Return the records word for word. Any pictures in them are not part of the copy.

###

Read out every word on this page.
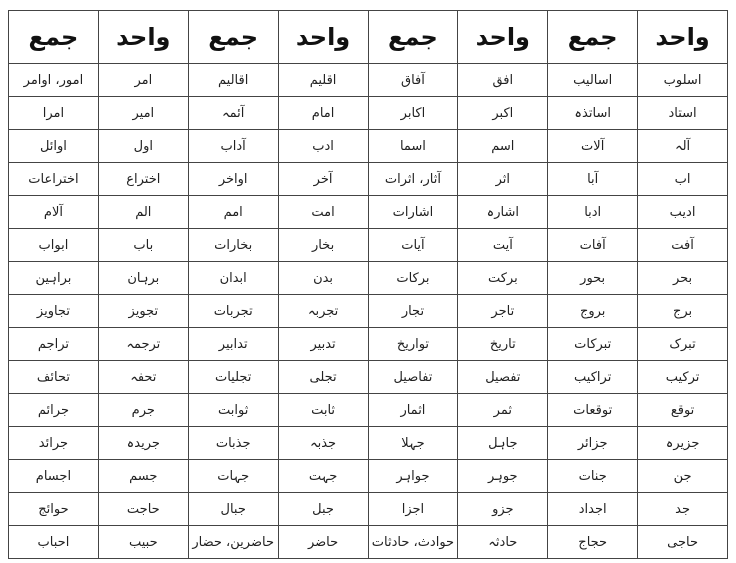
واحد	جمع	واحد	جمع	واحد	جمع	واحد	جمع
اسلوب	اسالیب	افق	آفاق	اقلیم	اقالیم	امر	امور، اوامر
استاد	اساتذہ	اکبر	اکابر	امام	آئمہ	امیر	امرا
آلہ	آلات	اسم	اسما	ادب	آداب	اول	اوائل
اب	آبا	اثر	آثار، اثرات	آخر	اواخر	اختراع	اختراعات
ادیب	ادبا	اشارہ	اشارات	امت	امم	الم	آلام
آفت	آفات	آیت	آیات	بخار	بخارات	باب	ابواب
بحر	بحور	برکت	برکات	بدن	ابدان	برہان	براہین
برج	بروج	تاجر	تجار	تجربہ	تجربات	تجویز	تجاویز
تبرک	تبرکات	تاریخ	تواریخ	تدبیر	تدابیر	ترجمہ	تراجم
ترکیب	تراکیب	تفصیل	تفاصیل	تجلی	تجلیات	تحفہ	تحائف
توقع	توقعات	ثمر	اثمار	ثابت	ثوابت	جرم	جرائم
جزیرہ	جزائر	جاہل	جہلا	جذبہ	جذبات	جریدہ	جرائد
جن	جنات	جوہر	جواہر	جہت	جہات	جسم	اجسام
جد	اجداد	جزو	اجزا	جبل	جبال	حاجت	حوائج
حاجی	حجاج	حادثہ	حوادث، حادثات	حاضر	حاضرین، حضار	حبیب	احباب
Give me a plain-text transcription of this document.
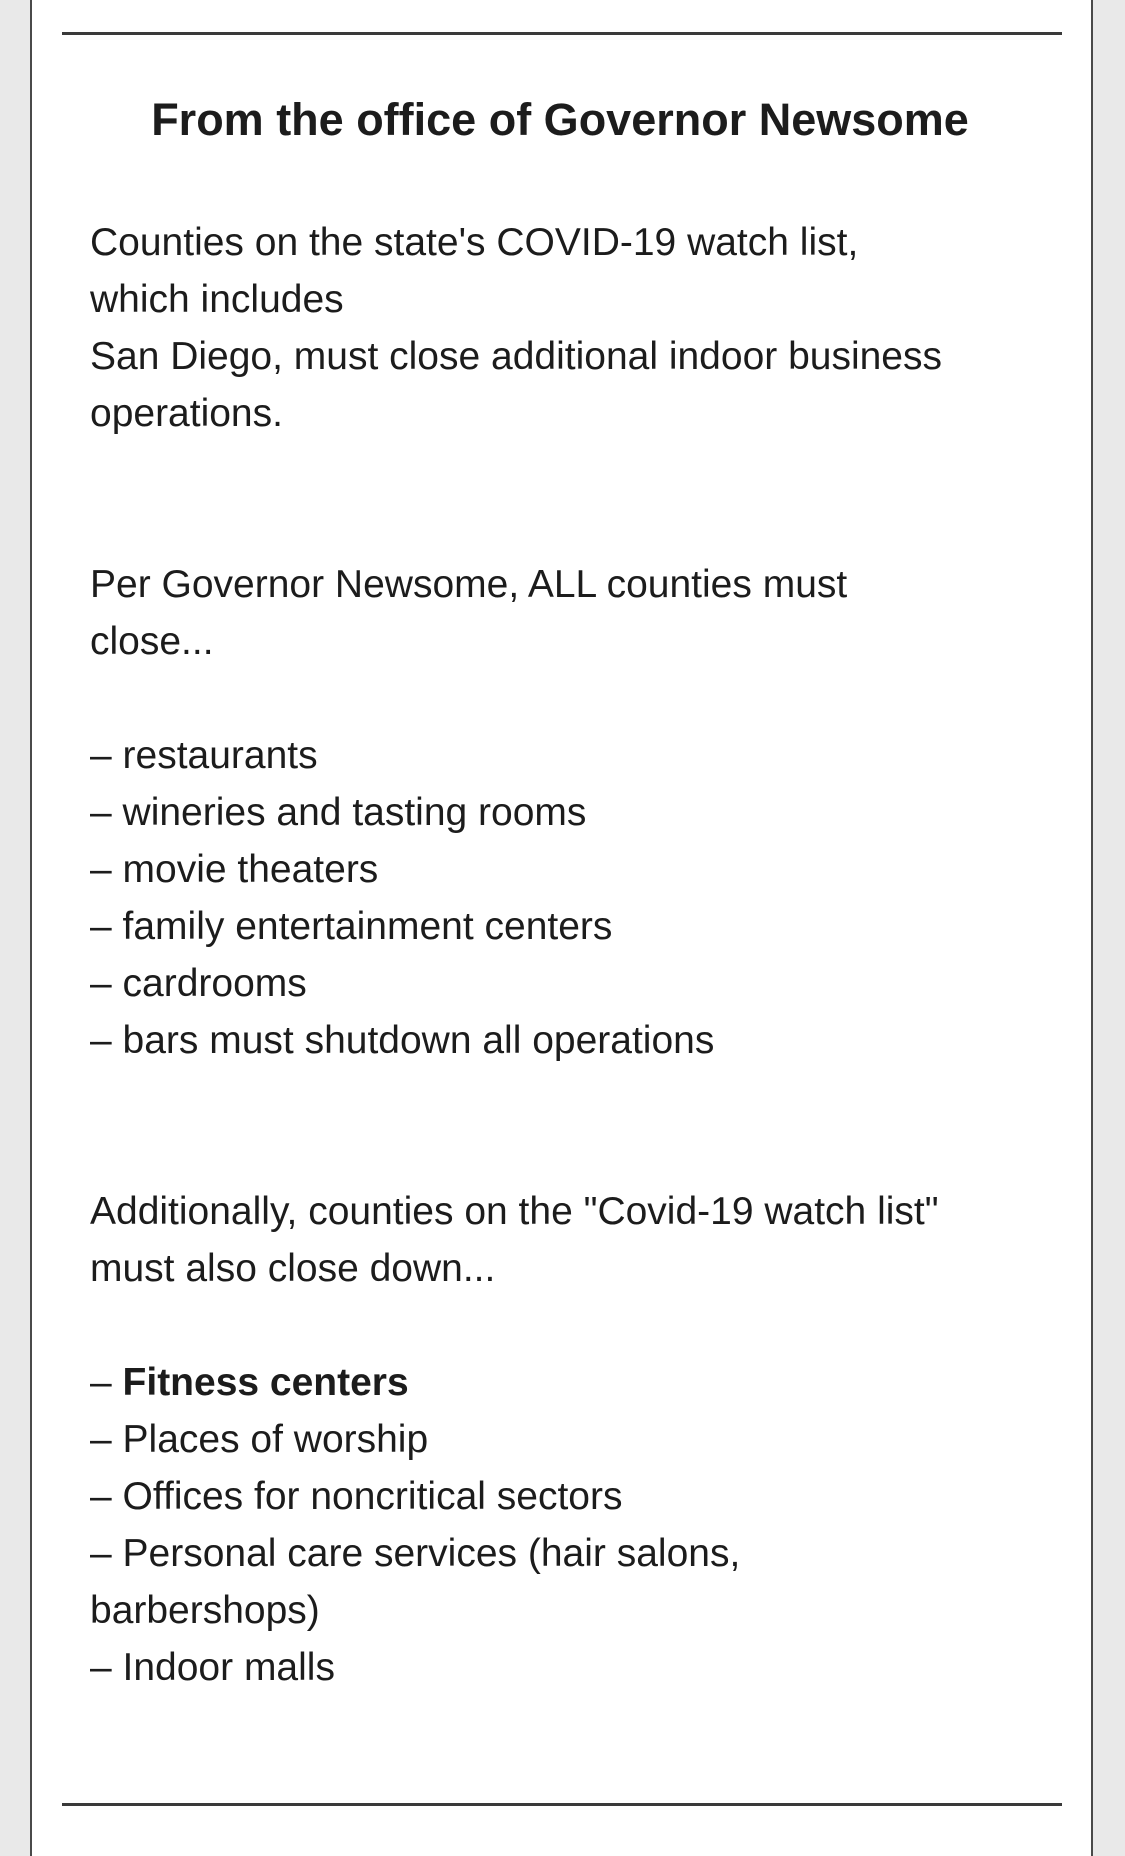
From the office of Governor Newsome

Counties on the state's COVID-19 watch list,
which includes
San Diego, must close additional indoor business
operations.

Per Governor Newsome, ALL counties must close...

– restaurants
– wineries and tasting rooms
– movie theaters
– family entertainment centers
– cardrooms
– bars must shutdown all operations

Additionally, counties on the "Covid-19 watch list" must also close down...

– Fitness centers
– Places of worship
– Offices for noncritical sectors
– Personal care services (hair salons, barbershops)
– Indoor malls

###

* **Answer below**:
Read out every word on this page.
واحد	جمع	واحد	جمع	واحد	جمع	واحد	جمع
اسلوب	اسالیب	افق	آفاق	اقلیم	اقالیم	امر	امور، اوامر
استاد	اساتذہ	اکبر	اکابر	امام	آئمہ	امیر	امرا
آلہ	آلات	اسم	اسما	ادب	آداب	اول	اوائل
اب	آبا	اثر	آثار، اثرات	آخر	اواخر	اختراع	اختراعات
ادیب	ادبا	اشارہ	اشارات	امت	امم	الم	آلام
آفت	آفات	آیت	آیات	بخار	بخارات	باب	ابواب
بحر	بحور	برکت	برکات	بدن	ابدان	برہان	براہین
برج	بروج	تاجر	تجار	تجربہ	تجربات	تجویز	تجاویز
تبرک	تبرکات	تاریخ	تواریخ	تدبیر	تدابیر	ترجمہ	تراجم
ترکیب	تراکیب	تفصیل	تفاصیل	تجلی	تجلیات	تحفہ	تحائف
توقع	توقعات	ثمر	اثمار	ثابت	ثوابت	جرم	جرائم
جزیرہ	جزائر	جاہل	جہلا	جذبہ	جذبات	جریدہ	جرائد
جن	جنات	جوہر	جواہر	جہت	جہات	جسم	اجسام
جد	اجداد	جزو	اجزا	جبل	جبال	حاجت	حوائج
حاجی	حجاج	حادثہ	حوادث، حادثات	حاضر	حاضرین، حضار	حبیب	احباب
Give me a plain-text transcription of this document.
From the office of Governor Newsome

Counties on the state's COVID-19 watch list,
which includes
San Diego, must close additional indoor business
operations.

Per Governor Newsome, ALL counties must close...

– restaurants
– wineries and tasting rooms
– movie theaters
– family entertainment centers
– cardrooms
– bars must shutdown all operations

Additionally, counties on the "Covid-19 watch list" must also close down...

– Fitness centers
– Places of worship
– Offices for noncritical sectors
– Personal care services (hair salons, barbershops)
– Indoor malls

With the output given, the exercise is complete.